▶ **Aim**: Every entry below must appear again, exactly as written.

▶ **Data supplied**:

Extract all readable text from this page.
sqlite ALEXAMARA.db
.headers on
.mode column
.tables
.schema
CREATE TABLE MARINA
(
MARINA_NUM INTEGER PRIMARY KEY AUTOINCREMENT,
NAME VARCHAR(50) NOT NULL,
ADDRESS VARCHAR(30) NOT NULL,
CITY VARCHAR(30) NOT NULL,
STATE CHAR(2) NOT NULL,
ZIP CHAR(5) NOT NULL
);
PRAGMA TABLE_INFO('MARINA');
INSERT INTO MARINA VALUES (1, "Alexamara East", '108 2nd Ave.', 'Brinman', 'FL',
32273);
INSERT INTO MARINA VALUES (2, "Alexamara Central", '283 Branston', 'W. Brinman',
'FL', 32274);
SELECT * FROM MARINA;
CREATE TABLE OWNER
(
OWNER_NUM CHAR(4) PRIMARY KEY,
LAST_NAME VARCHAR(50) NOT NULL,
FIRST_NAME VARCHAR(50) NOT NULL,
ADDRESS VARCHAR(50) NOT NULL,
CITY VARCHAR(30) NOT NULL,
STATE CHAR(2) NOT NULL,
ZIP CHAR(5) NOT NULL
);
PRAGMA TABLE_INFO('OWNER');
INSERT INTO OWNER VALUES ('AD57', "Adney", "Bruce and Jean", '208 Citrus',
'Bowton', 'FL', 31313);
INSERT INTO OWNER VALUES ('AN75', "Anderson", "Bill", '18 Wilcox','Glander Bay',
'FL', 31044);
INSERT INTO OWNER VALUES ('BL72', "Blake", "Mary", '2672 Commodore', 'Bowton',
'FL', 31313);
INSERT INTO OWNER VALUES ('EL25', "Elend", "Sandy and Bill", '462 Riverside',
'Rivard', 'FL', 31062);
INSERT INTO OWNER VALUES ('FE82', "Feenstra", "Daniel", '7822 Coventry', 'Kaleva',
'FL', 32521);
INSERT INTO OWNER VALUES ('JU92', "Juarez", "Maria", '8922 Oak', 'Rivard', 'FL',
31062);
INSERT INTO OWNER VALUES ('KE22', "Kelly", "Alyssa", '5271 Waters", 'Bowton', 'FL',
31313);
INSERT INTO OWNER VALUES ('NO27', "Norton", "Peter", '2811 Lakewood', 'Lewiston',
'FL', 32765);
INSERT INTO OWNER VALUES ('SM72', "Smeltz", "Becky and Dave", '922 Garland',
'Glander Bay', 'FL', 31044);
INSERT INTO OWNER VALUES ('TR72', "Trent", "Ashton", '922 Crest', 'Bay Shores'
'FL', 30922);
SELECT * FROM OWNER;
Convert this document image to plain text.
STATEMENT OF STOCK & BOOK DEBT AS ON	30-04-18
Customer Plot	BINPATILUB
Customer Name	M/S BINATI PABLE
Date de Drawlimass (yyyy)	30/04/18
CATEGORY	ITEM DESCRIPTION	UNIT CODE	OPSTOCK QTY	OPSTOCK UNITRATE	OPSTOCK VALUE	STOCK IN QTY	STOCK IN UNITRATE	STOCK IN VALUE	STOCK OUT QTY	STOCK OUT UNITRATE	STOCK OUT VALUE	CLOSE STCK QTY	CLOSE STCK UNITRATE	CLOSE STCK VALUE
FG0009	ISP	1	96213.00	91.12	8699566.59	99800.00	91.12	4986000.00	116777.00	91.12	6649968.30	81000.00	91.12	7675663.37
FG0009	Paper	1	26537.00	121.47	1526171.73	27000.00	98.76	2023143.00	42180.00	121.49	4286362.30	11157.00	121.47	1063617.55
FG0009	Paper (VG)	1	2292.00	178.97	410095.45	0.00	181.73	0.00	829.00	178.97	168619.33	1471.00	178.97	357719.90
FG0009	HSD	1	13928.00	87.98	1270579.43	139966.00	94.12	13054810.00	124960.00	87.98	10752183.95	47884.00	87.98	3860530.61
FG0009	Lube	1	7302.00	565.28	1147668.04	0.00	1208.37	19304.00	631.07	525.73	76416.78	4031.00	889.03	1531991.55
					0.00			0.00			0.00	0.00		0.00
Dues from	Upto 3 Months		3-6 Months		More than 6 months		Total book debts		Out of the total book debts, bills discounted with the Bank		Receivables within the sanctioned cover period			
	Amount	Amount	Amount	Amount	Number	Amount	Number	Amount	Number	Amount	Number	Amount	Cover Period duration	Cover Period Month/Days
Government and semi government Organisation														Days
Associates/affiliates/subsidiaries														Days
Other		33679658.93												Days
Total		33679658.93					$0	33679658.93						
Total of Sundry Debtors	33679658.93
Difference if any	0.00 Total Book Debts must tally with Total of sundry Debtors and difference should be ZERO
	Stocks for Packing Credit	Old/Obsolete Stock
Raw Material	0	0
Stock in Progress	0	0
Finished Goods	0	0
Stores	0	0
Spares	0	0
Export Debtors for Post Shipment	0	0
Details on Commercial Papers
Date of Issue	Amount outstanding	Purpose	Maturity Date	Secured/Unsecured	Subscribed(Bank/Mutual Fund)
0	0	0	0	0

▶ **Final result**:
Extract all readable text from this page.
sqlite ALEXAMARA.db
.headers on
.mode column
.tables
.schema
CREATE TABLE MARINA
(
MARINA_NUM INTEGER PRIMARY KEY AUTOINCREMENT,
NAME VARCHAR(50) NOT NULL,
ADDRESS VARCHAR(30) NOT NULL,
CITY VARCHAR(30) NOT NULL,
STATE CHAR(2) NOT NULL,
ZIP CHAR(5) NOT NULL
);
PRAGMA TABLE_INFO('MARINA');
INSERT INTO MARINA VALUES (1, "Alexamara East", '108 2nd Ave.', 'Brinman', 'FL',
32273);
INSERT INTO MARINA VALUES (2, "Alexamara Central", '283 Branston', 'W. Brinman',
'FL', 32274);
SELECT * FROM MARINA;
CREATE TABLE OWNER
(
OWNER_NUM CHAR(4) PRIMARY KEY,
LAST_NAME VARCHAR(50) NOT NULL,
FIRST_NAME VARCHAR(50) NOT NULL,
ADDRESS VARCHAR(50) NOT NULL,
CITY VARCHAR(30) NOT NULL,
STATE CHAR(2) NOT NULL,
ZIP CHAR(5) NOT NULL
);
PRAGMA TABLE_INFO('OWNER');
INSERT INTO OWNER VALUES ('AD57', "Adney", "Bruce and Jean", '208 Citrus',
'Bowton', 'FL', 31313);
INSERT INTO OWNER VALUES ('AN75', "Anderson", "Bill", '18 Wilcox','Glander Bay',
'FL', 31044);
INSERT INTO OWNER VALUES ('BL72', "Blake", "Mary", '2672 Commodore', 'Bowton',
'FL', 31313);
INSERT INTO OWNER VALUES ('EL25', "Elend", "Sandy and Bill", '462 Riverside',
'Rivard', 'FL', 31062);
INSERT INTO OWNER VALUES ('FE82', "Feenstra", "Daniel", '7822 Coventry', 'Kaleva',
'FL', 32521);
INSERT INTO OWNER VALUES ('JU92', "Juarez", "Maria", '8922 Oak', 'Rivard', 'FL',
31062);
INSERT INTO OWNER VALUES ('KE22', "Kelly", "Alyssa", '5271 Waters", 'Bowton', 'FL',
31313);
INSERT INTO OWNER VALUES ('NO27', "Norton", "Peter", '2811 Lakewood', 'Lewiston',
'FL', 32765);
INSERT INTO OWNER VALUES ('SM72', "Smeltz", "Becky and Dave", '922 Garland',
'Glander Bay', 'FL', 31044);
INSERT INTO OWNER VALUES ('TR72', "Trent", "Ashton", '922 Crest', 'Bay Shores'
'FL', 30922);
SELECT * FROM OWNER;
Convert this document image to plain text.
STATEMENT OF STOCK & BOOK DEBT AS ON	30-04-18
Customer Plot	BINPATILUB
Customer Name	M/S BINATI PABLE
Date de Drawlimass (yyyy)	30/04/18
CATEGORY	ITEM DESCRIPTION	UNIT CODE	OPSTOCK QTY	OPSTOCK UNITRATE	OPSTOCK VALUE	STOCK IN QTY	STOCK IN UNITRATE	STOCK IN VALUE	STOCK OUT QTY	STOCK OUT UNITRATE	STOCK OUT VALUE	CLOSE STCK QTY	CLOSE STCK UNITRATE	CLOSE STCK VALUE
FG0009	ISP	1	96213.00	91.12	8699566.59	99800.00	91.12	4986000.00	116777.00	91.12	6649968.30	81000.00	91.12	7675663.37
FG0009	Paper	1	26537.00	121.47	1526171.73	27000.00	98.76	2023143.00	42180.00	121.49	4286362.30	11157.00	121.47	1063617.55
FG0009	Paper (VG)	1	2292.00	178.97	410095.45	0.00	181.73	0.00	829.00	178.97	168619.33	1471.00	178.97	357719.90
FG0009	HSD	1	13928.00	87.98	1270579.43	139966.00	94.12	13054810.00	124960.00	87.98	10752183.95	47884.00	87.98	3860530.61
FG0009	Lube	1	7302.00	565.28	1147668.04	0.00	1208.37	19304.00	631.07	525.73	76416.78	4031.00	889.03	1531991.55
					0.00			0.00			0.00	0.00		0.00
Dues from	Upto 3 Months		3-6 Months		More than 6 months		Total book debts		Out of the total book debts, bills discounted with the Bank		Receivables within the sanctioned cover period			
	Amount	Amount	Amount	Amount	Number	Amount	Number	Amount	Number	Amount	Number	Amount	Cover Period duration	Cover Period Month/Days
Government and semi government Organisation														Days
Associates/affiliates/subsidiaries														Days
Other		33679658.93												Days
Total		33679658.93					$0	33679658.93						
Total of Sundry Debtors	33679658.93
Difference if any	0.00 Total Book Debts must tally with Total of sundry Debtors and difference should be ZERO
	Stocks for Packing Credit	Old/Obsolete Stock
Raw Material	0	0
Stock in Progress	0	0
Finished Goods	0	0
Stores	0	0
Spares	0	0
Export Debtors for Post Shipment	0	0
Details on Commercial Papers
Date of Issue	Amount outstanding	Purpose	Maturity Date	Secured/Unsecured	Subscribed(Bank/Mutual Fund)
0	0	0	0	0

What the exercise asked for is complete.